Material shown START
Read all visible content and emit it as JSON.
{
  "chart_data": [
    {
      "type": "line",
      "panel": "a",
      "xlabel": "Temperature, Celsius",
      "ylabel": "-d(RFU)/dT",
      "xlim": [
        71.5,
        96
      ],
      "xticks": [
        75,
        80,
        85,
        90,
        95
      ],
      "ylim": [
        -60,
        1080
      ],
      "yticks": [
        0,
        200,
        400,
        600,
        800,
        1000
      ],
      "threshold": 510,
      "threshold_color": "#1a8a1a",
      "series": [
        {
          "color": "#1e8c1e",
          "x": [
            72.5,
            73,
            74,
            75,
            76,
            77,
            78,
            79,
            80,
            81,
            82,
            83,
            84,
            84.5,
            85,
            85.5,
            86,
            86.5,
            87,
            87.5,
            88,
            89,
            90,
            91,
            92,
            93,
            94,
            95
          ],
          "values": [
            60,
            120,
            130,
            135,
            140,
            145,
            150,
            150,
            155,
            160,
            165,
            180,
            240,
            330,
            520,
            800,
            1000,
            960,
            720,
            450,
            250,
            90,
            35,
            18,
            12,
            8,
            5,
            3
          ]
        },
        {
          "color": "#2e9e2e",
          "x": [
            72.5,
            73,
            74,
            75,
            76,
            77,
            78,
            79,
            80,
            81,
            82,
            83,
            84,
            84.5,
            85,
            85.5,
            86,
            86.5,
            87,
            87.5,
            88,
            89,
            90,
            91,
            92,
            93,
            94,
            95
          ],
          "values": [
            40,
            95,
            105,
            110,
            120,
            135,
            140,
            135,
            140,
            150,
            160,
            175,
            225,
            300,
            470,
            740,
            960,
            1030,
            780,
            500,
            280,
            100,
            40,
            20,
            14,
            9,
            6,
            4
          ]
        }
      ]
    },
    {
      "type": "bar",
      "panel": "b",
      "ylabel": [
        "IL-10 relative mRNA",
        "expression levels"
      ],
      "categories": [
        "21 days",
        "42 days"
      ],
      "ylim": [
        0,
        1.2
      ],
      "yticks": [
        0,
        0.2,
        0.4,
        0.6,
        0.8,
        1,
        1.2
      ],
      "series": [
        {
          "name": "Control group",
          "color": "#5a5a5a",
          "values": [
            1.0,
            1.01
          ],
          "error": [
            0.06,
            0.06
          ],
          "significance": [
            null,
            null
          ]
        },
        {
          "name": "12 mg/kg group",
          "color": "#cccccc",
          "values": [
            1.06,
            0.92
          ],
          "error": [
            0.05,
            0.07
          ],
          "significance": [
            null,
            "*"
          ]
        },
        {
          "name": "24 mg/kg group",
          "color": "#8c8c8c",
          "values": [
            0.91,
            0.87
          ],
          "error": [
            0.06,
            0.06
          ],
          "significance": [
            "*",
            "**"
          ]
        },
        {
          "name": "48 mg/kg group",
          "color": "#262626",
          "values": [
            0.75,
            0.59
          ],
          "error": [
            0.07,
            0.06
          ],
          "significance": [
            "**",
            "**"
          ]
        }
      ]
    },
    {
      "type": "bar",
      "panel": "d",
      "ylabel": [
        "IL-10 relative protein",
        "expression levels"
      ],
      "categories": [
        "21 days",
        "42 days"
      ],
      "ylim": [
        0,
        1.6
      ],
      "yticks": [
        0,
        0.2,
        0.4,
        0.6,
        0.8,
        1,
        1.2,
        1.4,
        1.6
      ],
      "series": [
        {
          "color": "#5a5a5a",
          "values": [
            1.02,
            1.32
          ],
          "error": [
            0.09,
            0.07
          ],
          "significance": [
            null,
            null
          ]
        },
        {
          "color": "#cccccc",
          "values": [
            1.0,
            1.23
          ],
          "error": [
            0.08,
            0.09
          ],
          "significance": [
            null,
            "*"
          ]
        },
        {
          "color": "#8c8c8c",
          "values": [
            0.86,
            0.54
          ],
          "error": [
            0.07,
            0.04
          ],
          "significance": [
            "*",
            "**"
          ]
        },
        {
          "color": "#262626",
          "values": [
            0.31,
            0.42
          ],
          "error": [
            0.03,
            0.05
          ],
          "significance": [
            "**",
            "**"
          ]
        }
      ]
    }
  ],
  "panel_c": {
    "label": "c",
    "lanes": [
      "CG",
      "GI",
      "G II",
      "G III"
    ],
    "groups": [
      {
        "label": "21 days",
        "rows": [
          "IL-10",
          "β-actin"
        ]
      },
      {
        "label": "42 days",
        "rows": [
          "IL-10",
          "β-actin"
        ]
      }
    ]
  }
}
Material shown END
▸ **Assignment**: In full and without changes, copy the entries above.

▸ **Exercise solution**:
Read all visible content and emit it as JSON.
{
  "chart_data": [
    {
      "type": "line",
      "panel": "a",
      "xlabel": "Temperature, Celsius",
      "ylabel": "-d(RFU)/dT",
      "xlim": [
        71.5,
        96
      ],
      "xticks": [
        75,
        80,
        85,
        90,
        95
      ],
      "ylim": [
        -60,
        1080
      ],
      "yticks": [
        0,
        200,
        400,
        600,
        800,
        1000
      ],
      "threshold": 510,
      "threshold_color": "#1a8a1a",
      "series": [
        {
          "color": "#1e8c1e",
          "x": [
            72.5,
            73,
            74,
            75,
            76,
            77,
            78,
            79,
            80,
            81,
            82,
            83,
            84,
            84.5,
            85,
            85.5,
            86,
            86.5,
            87,
            87.5,
            88,
            89,
            90,
            91,
            92,
            93,
            94,
            95
          ],
          "values": [
            60,
            120,
            130,
            135,
            140,
            145,
            150,
            150,
            155,
            160,
            165,
            180,
            240,
            330,
            520,
            800,
            1000,
            960,
            720,
            450,
            250,
            90,
            35,
            18,
            12,
            8,
            5,
            3
          ]
        },
        {
          "color": "#2e9e2e",
          "x": [
            72.5,
            73,
            74,
            75,
            76,
            77,
            78,
            79,
            80,
            81,
            82,
            83,
            84,
            84.5,
            85,
            85.5,
            86,
            86.5,
            87,
            87.5,
            88,
            89,
            90,
            91,
            92,
            93,
            94,
            95
          ],
          "values": [
            40,
            95,
            105,
            110,
            120,
            135,
            140,
            135,
            140,
            150,
            160,
            175,
            225,
            300,
            470,
            740,
            960,
            1030,
            780,
            500,
            280,
            100,
            40,
            20,
            14,
            9,
            6,
            4
          ]
        }
      ]
    },
    {
      "type": "bar",
      "panel": "b",
      "ylabel": [
        "IL-10 relative mRNA",
        "expression levels"
      ],
      "categories": [
        "21 days",
        "42 days"
      ],
      "ylim": [
        0,
        1.2
      ],
      "yticks": [
        0,
        0.2,
        0.4,
        0.6,
        0.8,
        1,
        1.2
      ],
      "series": [
        {
          "name": "Control group",
          "color": "#5a5a5a",
          "values": [
            1.0,
            1.01
          ],
          "error": [
            0.06,
            0.06
          ],
          "significance": [
            null,
            null
          ]
        },
        {
          "name": "12 mg/kg group",
          "color": "#cccccc",
          "values": [
            1.06,
            0.92
          ],
          "error": [
            0.05,
            0.07
          ],
          "significance": [
            null,
            "*"
          ]
        },
        {
          "name": "24 mg/kg group",
          "color": "#8c8c8c",
          "values": [
            0.91,
            0.87
          ],
          "error": [
            0.06,
            0.06
          ],
          "significance": [
            "*",
            "**"
          ]
        },
        {
          "name": "48 mg/kg group",
          "color": "#262626",
          "values": [
            0.75,
            0.59
          ],
          "error": [
            0.07,
            0.06
          ],
          "significance": [
            "**",
            "**"
          ]
        }
      ]
    },
    {
      "type": "bar",
      "panel": "d",
      "ylabel": [
        "IL-10 relative protein",
        "expression levels"
      ],
      "categories": [
        "21 days",
        "42 days"
      ],
      "ylim": [
        0,
        1.6
      ],
      "yticks": [
        0,
        0.2,
        0.4,
        0.6,
        0.8,
        1,
        1.2,
        1.4,
        1.6
      ],
      "series": [
        {
          "color": "#5a5a5a",
          "values": [
            1.02,
            1.32
          ],
          "error": [
            0.09,
            0.07
          ],
          "significance": [
            null,
            null
          ]
        },
        {
          "color": "#cccccc",
          "values": [
            1.0,
            1.23
          ],
          "error": [
            0.08,
            0.09
          ],
          "significance": [
            null,
            "*"
          ]
        },
        {
          "color": "#8c8c8c",
          "values": [
            0.86,
            0.54
          ],
          "error": [
            0.07,
            0.04
          ],
          "significance": [
            "*",
            "**"
          ]
        },
        {
          "color": "#262626",
          "values": [
            0.31,
            0.42
          ],
          "error": [
            0.03,
            0.05
          ],
          "significance": [
            "**",
            "**"
          ]
        }
      ]
    }
  ],
  "panel_c": {
    "label": "c",
    "lanes": [
      "CG",
      "GI",
      "G II",
      "G III"
    ],
    "groups": [
      {
        "label": "21 days",
        "rows": [
          "IL-10",
          "β-actin"
        ]
      },
      {
        "label": "42 days",
        "rows": [
          "IL-10",
          "β-actin"
        ]
      }
    ]
  }
}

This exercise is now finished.